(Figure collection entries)

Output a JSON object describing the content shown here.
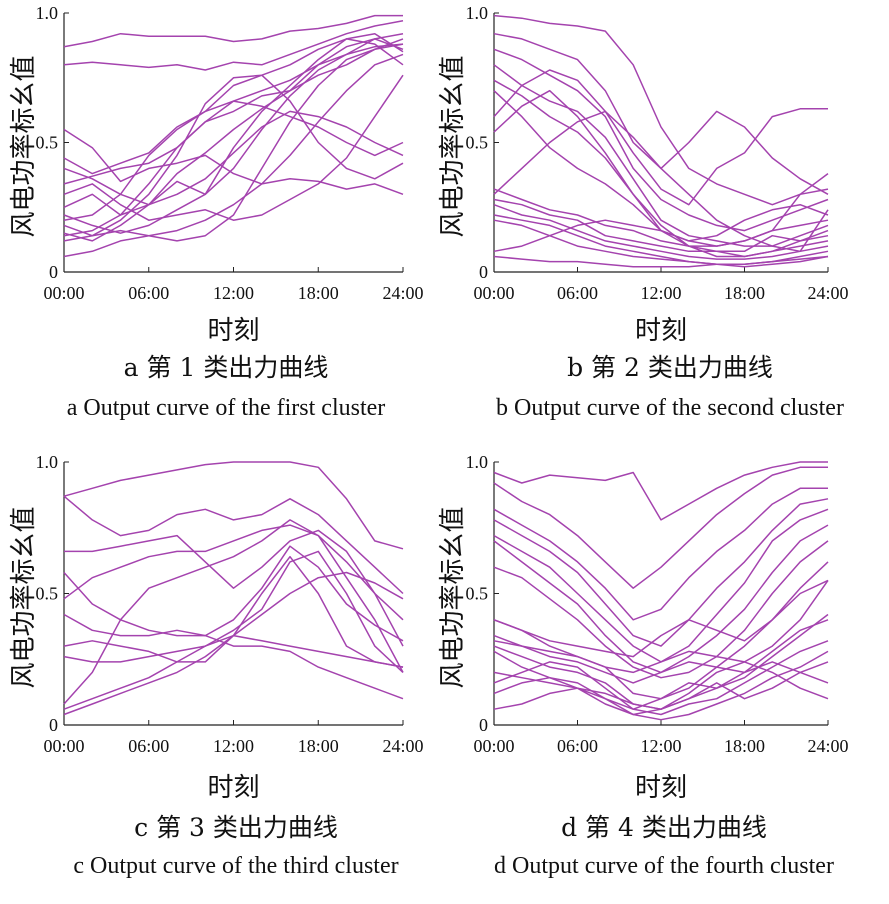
{
  "curve_color": "#A443AE",
  "chart_data": [
    {
      "type": "line",
      "caption_cn": "a  第 1 类出力曲线",
      "caption_en": "a  Output curve of the first cluster",
      "xlabel": "时刻",
      "ylabel": "风电功率标幺值",
      "x_ticks": [
        "00:00",
        "06:00",
        "12:00",
        "18:00",
        "24:00"
      ],
      "y_ticks": [
        "1.0",
        "0.5",
        "0"
      ],
      "xlim": [
        0,
        24
      ],
      "ylim": [
        0,
        1
      ],
      "x": [
        0,
        2,
        4,
        6,
        8,
        10,
        12,
        14,
        16,
        18,
        20,
        22,
        24
      ],
      "series": [
        {
          "values": [
            0.87,
            0.89,
            0.92,
            0.91,
            0.91,
            0.91,
            0.89,
            0.9,
            0.93,
            0.94,
            0.96,
            0.99,
            0.99
          ]
        },
        {
          "values": [
            0.8,
            0.81,
            0.8,
            0.79,
            0.8,
            0.78,
            0.81,
            0.8,
            0.84,
            0.88,
            0.92,
            0.95,
            0.97
          ]
        },
        {
          "values": [
            0.55,
            0.48,
            0.35,
            0.4,
            0.42,
            0.45,
            0.38,
            0.34,
            0.36,
            0.35,
            0.32,
            0.34,
            0.3
          ]
        },
        {
          "values": [
            0.2,
            0.22,
            0.3,
            0.45,
            0.55,
            0.62,
            0.66,
            0.64,
            0.6,
            0.56,
            0.5,
            0.45,
            0.5
          ]
        },
        {
          "values": [
            0.34,
            0.37,
            0.4,
            0.42,
            0.48,
            0.58,
            0.66,
            0.7,
            0.74,
            0.8,
            0.84,
            0.87,
            0.88
          ]
        },
        {
          "values": [
            0.18,
            0.14,
            0.2,
            0.3,
            0.45,
            0.65,
            0.75,
            0.76,
            0.8,
            0.86,
            0.9,
            0.92,
            0.85
          ]
        },
        {
          "values": [
            0.22,
            0.18,
            0.15,
            0.18,
            0.24,
            0.3,
            0.48,
            0.62,
            0.72,
            0.82,
            0.9,
            0.88,
            0.8
          ]
        },
        {
          "values": [
            0.15,
            0.12,
            0.18,
            0.26,
            0.38,
            0.46,
            0.55,
            0.63,
            0.7,
            0.8,
            0.87,
            0.9,
            0.86
          ]
        },
        {
          "values": [
            0.25,
            0.3,
            0.22,
            0.26,
            0.35,
            0.3,
            0.4,
            0.55,
            0.68,
            0.78,
            0.84,
            0.9,
            0.92
          ]
        },
        {
          "values": [
            0.12,
            0.14,
            0.16,
            0.14,
            0.12,
            0.14,
            0.22,
            0.4,
            0.58,
            0.72,
            0.82,
            0.86,
            0.88
          ]
        },
        {
          "values": [
            0.06,
            0.08,
            0.12,
            0.14,
            0.16,
            0.2,
            0.26,
            0.34,
            0.45,
            0.58,
            0.7,
            0.8,
            0.84
          ]
        },
        {
          "values": [
            0.3,
            0.34,
            0.26,
            0.2,
            0.22,
            0.24,
            0.2,
            0.22,
            0.28,
            0.34,
            0.44,
            0.6,
            0.76
          ]
        },
        {
          "values": [
            0.44,
            0.38,
            0.42,
            0.46,
            0.56,
            0.62,
            0.72,
            0.76,
            0.66,
            0.5,
            0.4,
            0.36,
            0.42
          ]
        },
        {
          "values": [
            0.14,
            0.16,
            0.22,
            0.34,
            0.48,
            0.58,
            0.62,
            0.68,
            0.7,
            0.76,
            0.8,
            0.86,
            0.9
          ]
        },
        {
          "values": [
            0.4,
            0.36,
            0.3,
            0.26,
            0.3,
            0.36,
            0.46,
            0.56,
            0.62,
            0.6,
            0.56,
            0.5,
            0.45
          ]
        }
      ]
    },
    {
      "type": "line",
      "caption_cn": "b  第 2 类出力曲线",
      "caption_en": "b  Output curve of the second cluster",
      "xlabel": "时刻",
      "ylabel": "风电功率标幺值",
      "x_ticks": [
        "00:00",
        "06:00",
        "12:00",
        "18:00",
        "24:00"
      ],
      "y_ticks": [
        "1.0",
        "0.5",
        "0"
      ],
      "xlim": [
        0,
        24
      ],
      "ylim": [
        0,
        1
      ],
      "x": [
        0,
        2,
        4,
        6,
        8,
        10,
        12,
        14,
        16,
        18,
        20,
        22,
        24
      ],
      "series": [
        {
          "values": [
            0.99,
            0.98,
            0.96,
            0.95,
            0.93,
            0.8,
            0.56,
            0.4,
            0.34,
            0.3,
            0.26,
            0.3,
            0.32
          ]
        },
        {
          "values": [
            0.92,
            0.9,
            0.86,
            0.82,
            0.7,
            0.5,
            0.4,
            0.5,
            0.62,
            0.56,
            0.44,
            0.36,
            0.3
          ]
        },
        {
          "values": [
            0.86,
            0.82,
            0.76,
            0.7,
            0.6,
            0.4,
            0.28,
            0.22,
            0.18,
            0.16,
            0.2,
            0.24,
            0.28
          ]
        },
        {
          "values": [
            0.8,
            0.72,
            0.66,
            0.62,
            0.52,
            0.36,
            0.2,
            0.14,
            0.12,
            0.1,
            0.1,
            0.14,
            0.18
          ]
        },
        {
          "values": [
            0.74,
            0.68,
            0.6,
            0.54,
            0.44,
            0.3,
            0.18,
            0.1,
            0.08,
            0.08,
            0.14,
            0.12,
            0.16
          ]
        },
        {
          "values": [
            0.6,
            0.72,
            0.78,
            0.74,
            0.62,
            0.46,
            0.32,
            0.26,
            0.4,
            0.46,
            0.6,
            0.63,
            0.63
          ]
        },
        {
          "values": [
            0.54,
            0.64,
            0.7,
            0.6,
            0.46,
            0.3,
            0.16,
            0.1,
            0.06,
            0.06,
            0.08,
            0.1,
            0.12
          ]
        },
        {
          "values": [
            0.32,
            0.28,
            0.24,
            0.22,
            0.18,
            0.16,
            0.12,
            0.1,
            0.1,
            0.12,
            0.16,
            0.18,
            0.2
          ]
        },
        {
          "values": [
            0.28,
            0.26,
            0.22,
            0.2,
            0.14,
            0.12,
            0.1,
            0.08,
            0.08,
            0.06,
            0.08,
            0.12,
            0.14
          ]
        },
        {
          "values": [
            0.26,
            0.22,
            0.2,
            0.16,
            0.12,
            0.1,
            0.08,
            0.06,
            0.05,
            0.05,
            0.06,
            0.08,
            0.1
          ]
        },
        {
          "values": [
            0.22,
            0.2,
            0.18,
            0.14,
            0.1,
            0.08,
            0.06,
            0.04,
            0.03,
            0.03,
            0.04,
            0.06,
            0.08
          ]
        },
        {
          "values": [
            0.2,
            0.18,
            0.14,
            0.1,
            0.08,
            0.06,
            0.05,
            0.04,
            0.03,
            0.02,
            0.03,
            0.04,
            0.06
          ]
        },
        {
          "values": [
            0.08,
            0.1,
            0.14,
            0.18,
            0.2,
            0.18,
            0.16,
            0.12,
            0.14,
            0.2,
            0.24,
            0.26,
            0.22
          ]
        },
        {
          "values": [
            0.06,
            0.05,
            0.04,
            0.04,
            0.03,
            0.02,
            0.02,
            0.02,
            0.03,
            0.03,
            0.04,
            0.05,
            0.06
          ]
        },
        {
          "values": [
            0.3,
            0.4,
            0.5,
            0.58,
            0.62,
            0.52,
            0.4,
            0.3,
            0.2,
            0.14,
            0.1,
            0.08,
            0.24
          ]
        },
        {
          "values": [
            0.7,
            0.6,
            0.48,
            0.4,
            0.34,
            0.26,
            0.16,
            0.12,
            0.1,
            0.12,
            0.16,
            0.3,
            0.38
          ]
        }
      ]
    },
    {
      "type": "line",
      "caption_cn": "c  第 3 类出力曲线",
      "caption_en": "c  Output curve of the third cluster",
      "xlabel": "时刻",
      "ylabel": "风电功率标幺值",
      "x_ticks": [
        "00:00",
        "06:00",
        "12:00",
        "18:00",
        "24:00"
      ],
      "y_ticks": [
        "1.0",
        "0.5",
        "0"
      ],
      "xlim": [
        0,
        24
      ],
      "ylim": [
        0,
        1
      ],
      "x": [
        0,
        2,
        4,
        6,
        8,
        10,
        12,
        14,
        16,
        18,
        20,
        22,
        24
      ],
      "series": [
        {
          "values": [
            0.87,
            0.9,
            0.93,
            0.95,
            0.97,
            0.99,
            1.0,
            1.0,
            1.0,
            0.98,
            0.86,
            0.7,
            0.67
          ]
        },
        {
          "values": [
            0.87,
            0.78,
            0.72,
            0.74,
            0.8,
            0.82,
            0.78,
            0.8,
            0.86,
            0.8,
            0.7,
            0.6,
            0.5
          ]
        },
        {
          "values": [
            0.66,
            0.66,
            0.68,
            0.7,
            0.72,
            0.62,
            0.52,
            0.6,
            0.7,
            0.74,
            0.66,
            0.5,
            0.4
          ]
        },
        {
          "values": [
            0.48,
            0.56,
            0.6,
            0.64,
            0.66,
            0.66,
            0.7,
            0.74,
            0.76,
            0.72,
            0.62,
            0.5,
            0.3
          ]
        },
        {
          "values": [
            0.42,
            0.36,
            0.34,
            0.34,
            0.36,
            0.34,
            0.4,
            0.52,
            0.68,
            0.6,
            0.46,
            0.38,
            0.32
          ]
        },
        {
          "values": [
            0.3,
            0.32,
            0.3,
            0.28,
            0.24,
            0.24,
            0.34,
            0.5,
            0.64,
            0.5,
            0.3,
            0.24,
            0.22
          ]
        },
        {
          "values": [
            0.26,
            0.24,
            0.24,
            0.26,
            0.28,
            0.3,
            0.34,
            0.32,
            0.3,
            0.28,
            0.26,
            0.24,
            0.22
          ]
        },
        {
          "values": [
            0.06,
            0.1,
            0.14,
            0.18,
            0.24,
            0.3,
            0.36,
            0.44,
            0.62,
            0.66,
            0.5,
            0.3,
            0.2
          ]
        },
        {
          "values": [
            0.08,
            0.2,
            0.4,
            0.52,
            0.56,
            0.6,
            0.64,
            0.7,
            0.78,
            0.72,
            0.56,
            0.4,
            0.2
          ]
        },
        {
          "values": [
            0.58,
            0.46,
            0.4,
            0.36,
            0.34,
            0.34,
            0.3,
            0.3,
            0.28,
            0.22,
            0.18,
            0.14,
            0.1
          ]
        },
        {
          "values": [
            0.04,
            0.08,
            0.12,
            0.16,
            0.2,
            0.26,
            0.34,
            0.42,
            0.5,
            0.56,
            0.58,
            0.54,
            0.48
          ]
        }
      ]
    },
    {
      "type": "line",
      "caption_cn": "d  第 4 类出力曲线",
      "caption_en": "d  Output curve of the fourth cluster",
      "xlabel": "时刻",
      "ylabel": "风电功率标幺值",
      "x_ticks": [
        "00:00",
        "06:00",
        "12:00",
        "18:00",
        "24:00"
      ],
      "y_ticks": [
        "1.0",
        "0.5",
        "0"
      ],
      "xlim": [
        0,
        24
      ],
      "ylim": [
        0,
        1
      ],
      "x": [
        0,
        2,
        4,
        6,
        8,
        10,
        12,
        14,
        16,
        18,
        20,
        22,
        24
      ],
      "series": [
        {
          "values": [
            0.96,
            0.92,
            0.95,
            0.94,
            0.93,
            0.96,
            0.78,
            0.84,
            0.9,
            0.95,
            0.98,
            1.0,
            1.0
          ]
        },
        {
          "values": [
            0.92,
            0.85,
            0.8,
            0.72,
            0.62,
            0.52,
            0.6,
            0.7,
            0.8,
            0.88,
            0.95,
            0.98,
            0.98
          ]
        },
        {
          "values": [
            0.82,
            0.76,
            0.7,
            0.62,
            0.52,
            0.4,
            0.44,
            0.56,
            0.66,
            0.74,
            0.84,
            0.9,
            0.9
          ]
        },
        {
          "values": [
            0.78,
            0.72,
            0.66,
            0.58,
            0.46,
            0.34,
            0.3,
            0.4,
            0.52,
            0.62,
            0.74,
            0.84,
            0.86
          ]
        },
        {
          "values": [
            0.72,
            0.66,
            0.6,
            0.5,
            0.4,
            0.3,
            0.24,
            0.3,
            0.42,
            0.54,
            0.7,
            0.78,
            0.82
          ]
        },
        {
          "values": [
            0.7,
            0.62,
            0.54,
            0.46,
            0.34,
            0.24,
            0.2,
            0.26,
            0.34,
            0.44,
            0.58,
            0.7,
            0.76
          ]
        },
        {
          "values": [
            0.6,
            0.56,
            0.48,
            0.4,
            0.3,
            0.22,
            0.18,
            0.2,
            0.26,
            0.36,
            0.5,
            0.62,
            0.7
          ]
        },
        {
          "values": [
            0.4,
            0.36,
            0.32,
            0.3,
            0.28,
            0.26,
            0.34,
            0.4,
            0.36,
            0.32,
            0.4,
            0.5,
            0.55
          ]
        },
        {
          "values": [
            0.32,
            0.3,
            0.28,
            0.26,
            0.22,
            0.12,
            0.1,
            0.14,
            0.22,
            0.3,
            0.4,
            0.52,
            0.62
          ]
        },
        {
          "values": [
            0.3,
            0.26,
            0.22,
            0.2,
            0.16,
            0.08,
            0.06,
            0.12,
            0.2,
            0.24,
            0.3,
            0.4,
            0.55
          ]
        },
        {
          "values": [
            0.28,
            0.22,
            0.18,
            0.14,
            0.1,
            0.06,
            0.1,
            0.16,
            0.14,
            0.18,
            0.26,
            0.34,
            0.42
          ]
        },
        {
          "values": [
            0.2,
            0.18,
            0.16,
            0.14,
            0.08,
            0.04,
            0.06,
            0.1,
            0.14,
            0.2,
            0.28,
            0.36,
            0.4
          ]
        },
        {
          "values": [
            0.16,
            0.2,
            0.24,
            0.22,
            0.14,
            0.06,
            0.04,
            0.08,
            0.1,
            0.16,
            0.22,
            0.28,
            0.32
          ]
        },
        {
          "values": [
            0.12,
            0.16,
            0.18,
            0.16,
            0.1,
            0.04,
            0.02,
            0.04,
            0.08,
            0.12,
            0.18,
            0.22,
            0.28
          ]
        },
        {
          "values": [
            0.06,
            0.08,
            0.12,
            0.14,
            0.12,
            0.08,
            0.06,
            0.1,
            0.16,
            0.1,
            0.14,
            0.2,
            0.24
          ]
        },
        {
          "values": [
            0.34,
            0.3,
            0.26,
            0.24,
            0.2,
            0.16,
            0.2,
            0.24,
            0.22,
            0.2,
            0.24,
            0.2,
            0.16
          ]
        },
        {
          "values": [
            0.4,
            0.36,
            0.3,
            0.26,
            0.22,
            0.2,
            0.24,
            0.28,
            0.26,
            0.24,
            0.2,
            0.14,
            0.1
          ]
        }
      ]
    }
  ]
}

- [Exercise aim]: Copy out each line of the material that holds the word "类出力曲线".

- [Result for this task]:
      "caption_cn": "a  第 1 类出力曲线",
      "caption_cn": "b  第 2 类出力曲线",
      "caption_cn": "c  第 3 类出力曲线",
      "caption_cn": "d  第 4 类出力曲线",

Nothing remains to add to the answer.